Aim of the task:
Which lines below hold the word "name"? Report each one.

-- Begin Dataset rows --

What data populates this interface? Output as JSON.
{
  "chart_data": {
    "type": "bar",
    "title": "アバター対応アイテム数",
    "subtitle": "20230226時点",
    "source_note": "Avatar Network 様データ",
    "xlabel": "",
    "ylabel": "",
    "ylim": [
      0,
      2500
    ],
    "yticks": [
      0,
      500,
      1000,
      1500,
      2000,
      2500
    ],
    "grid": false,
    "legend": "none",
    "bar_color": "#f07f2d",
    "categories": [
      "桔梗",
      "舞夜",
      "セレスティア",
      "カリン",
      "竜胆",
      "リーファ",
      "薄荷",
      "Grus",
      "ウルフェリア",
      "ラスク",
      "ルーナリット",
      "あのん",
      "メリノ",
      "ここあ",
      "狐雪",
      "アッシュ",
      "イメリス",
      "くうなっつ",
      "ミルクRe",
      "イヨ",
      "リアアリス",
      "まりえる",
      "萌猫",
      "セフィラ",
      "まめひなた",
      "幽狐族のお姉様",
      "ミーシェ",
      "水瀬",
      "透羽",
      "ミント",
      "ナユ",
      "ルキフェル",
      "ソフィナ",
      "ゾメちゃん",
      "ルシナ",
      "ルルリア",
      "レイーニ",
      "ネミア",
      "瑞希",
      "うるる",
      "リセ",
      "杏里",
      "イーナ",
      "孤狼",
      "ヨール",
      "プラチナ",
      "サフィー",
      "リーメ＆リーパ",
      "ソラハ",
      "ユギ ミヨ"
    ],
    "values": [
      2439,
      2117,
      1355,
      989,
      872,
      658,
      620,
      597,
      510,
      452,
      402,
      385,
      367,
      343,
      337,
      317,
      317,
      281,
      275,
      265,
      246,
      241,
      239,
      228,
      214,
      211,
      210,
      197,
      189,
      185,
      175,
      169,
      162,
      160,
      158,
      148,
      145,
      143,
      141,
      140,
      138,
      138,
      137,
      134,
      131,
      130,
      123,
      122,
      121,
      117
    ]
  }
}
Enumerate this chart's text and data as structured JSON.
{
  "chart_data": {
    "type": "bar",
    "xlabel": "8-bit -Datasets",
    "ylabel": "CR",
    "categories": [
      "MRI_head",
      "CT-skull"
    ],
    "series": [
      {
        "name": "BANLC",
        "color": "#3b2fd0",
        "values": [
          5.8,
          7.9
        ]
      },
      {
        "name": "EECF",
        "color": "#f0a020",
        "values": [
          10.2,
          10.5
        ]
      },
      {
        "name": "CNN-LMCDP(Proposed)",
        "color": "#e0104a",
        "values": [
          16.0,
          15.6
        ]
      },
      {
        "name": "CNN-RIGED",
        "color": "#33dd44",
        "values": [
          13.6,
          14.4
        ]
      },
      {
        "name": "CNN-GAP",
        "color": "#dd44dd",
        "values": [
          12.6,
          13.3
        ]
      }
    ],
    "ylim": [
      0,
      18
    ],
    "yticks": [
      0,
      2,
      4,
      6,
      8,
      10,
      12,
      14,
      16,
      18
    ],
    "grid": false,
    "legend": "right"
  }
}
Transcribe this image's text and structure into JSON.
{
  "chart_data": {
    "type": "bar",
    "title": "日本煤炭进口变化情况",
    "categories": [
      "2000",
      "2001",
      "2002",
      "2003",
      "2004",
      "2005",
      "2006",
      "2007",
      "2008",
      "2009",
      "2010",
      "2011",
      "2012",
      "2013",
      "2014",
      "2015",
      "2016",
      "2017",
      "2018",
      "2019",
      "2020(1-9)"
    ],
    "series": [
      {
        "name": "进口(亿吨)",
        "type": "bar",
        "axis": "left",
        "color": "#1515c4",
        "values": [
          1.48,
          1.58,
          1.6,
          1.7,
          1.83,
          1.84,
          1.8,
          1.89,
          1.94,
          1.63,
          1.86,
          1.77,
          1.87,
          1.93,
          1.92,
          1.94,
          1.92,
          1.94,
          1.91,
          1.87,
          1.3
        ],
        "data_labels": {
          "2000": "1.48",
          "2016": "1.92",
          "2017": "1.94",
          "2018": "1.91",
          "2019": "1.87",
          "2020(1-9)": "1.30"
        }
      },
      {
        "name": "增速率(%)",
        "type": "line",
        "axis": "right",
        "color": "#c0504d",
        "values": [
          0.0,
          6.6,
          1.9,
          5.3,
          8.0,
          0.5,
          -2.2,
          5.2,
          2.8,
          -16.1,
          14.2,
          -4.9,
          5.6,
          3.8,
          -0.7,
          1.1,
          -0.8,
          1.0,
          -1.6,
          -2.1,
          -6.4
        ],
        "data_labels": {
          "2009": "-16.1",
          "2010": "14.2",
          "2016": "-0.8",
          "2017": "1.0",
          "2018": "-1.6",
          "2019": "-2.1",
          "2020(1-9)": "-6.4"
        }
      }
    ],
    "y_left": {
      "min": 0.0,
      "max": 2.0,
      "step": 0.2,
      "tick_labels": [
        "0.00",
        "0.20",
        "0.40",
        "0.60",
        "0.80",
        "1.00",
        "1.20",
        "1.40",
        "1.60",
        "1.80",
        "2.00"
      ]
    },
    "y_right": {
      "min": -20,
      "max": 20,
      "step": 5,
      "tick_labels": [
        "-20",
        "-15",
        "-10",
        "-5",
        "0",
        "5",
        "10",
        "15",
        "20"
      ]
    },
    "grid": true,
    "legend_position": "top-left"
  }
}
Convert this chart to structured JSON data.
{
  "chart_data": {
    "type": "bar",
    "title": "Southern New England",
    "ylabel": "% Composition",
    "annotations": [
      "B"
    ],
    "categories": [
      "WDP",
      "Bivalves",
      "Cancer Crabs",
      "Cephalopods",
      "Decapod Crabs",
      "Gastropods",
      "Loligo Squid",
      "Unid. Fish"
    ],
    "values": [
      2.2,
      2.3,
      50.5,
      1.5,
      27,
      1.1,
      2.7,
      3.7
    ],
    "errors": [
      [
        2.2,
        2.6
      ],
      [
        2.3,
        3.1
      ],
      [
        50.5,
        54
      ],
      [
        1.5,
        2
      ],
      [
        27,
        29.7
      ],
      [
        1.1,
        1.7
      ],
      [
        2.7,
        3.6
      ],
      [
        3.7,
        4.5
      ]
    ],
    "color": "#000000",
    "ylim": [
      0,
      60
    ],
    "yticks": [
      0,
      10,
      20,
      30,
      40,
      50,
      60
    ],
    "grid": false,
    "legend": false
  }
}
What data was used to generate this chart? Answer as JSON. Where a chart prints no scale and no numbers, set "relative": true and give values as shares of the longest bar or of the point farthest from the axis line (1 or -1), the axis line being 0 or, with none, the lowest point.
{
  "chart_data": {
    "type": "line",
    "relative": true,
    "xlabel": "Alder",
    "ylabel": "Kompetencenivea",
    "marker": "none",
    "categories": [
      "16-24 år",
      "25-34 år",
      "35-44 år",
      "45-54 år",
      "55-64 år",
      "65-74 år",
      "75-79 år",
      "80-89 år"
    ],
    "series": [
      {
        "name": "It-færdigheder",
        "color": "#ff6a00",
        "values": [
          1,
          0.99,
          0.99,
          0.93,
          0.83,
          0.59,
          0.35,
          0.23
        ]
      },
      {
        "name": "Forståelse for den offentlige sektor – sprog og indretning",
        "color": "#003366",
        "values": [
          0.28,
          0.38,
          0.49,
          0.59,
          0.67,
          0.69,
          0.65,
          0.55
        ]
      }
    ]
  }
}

-- End Dataset rows --

Solved exercise:
        "name": "BANLC",
        "name": "EECF",
        "name": "CNN-LMCDP(Proposed)",
        "name": "CNN-RIGED",
        "name": "CNN-GAP",
        "name": "进口(亿吨)",
        "name": "增速率(%)",
        "name": "It-færdigheder",
        "name": "Forståelse for den offentlige sektor – sprog og indretning",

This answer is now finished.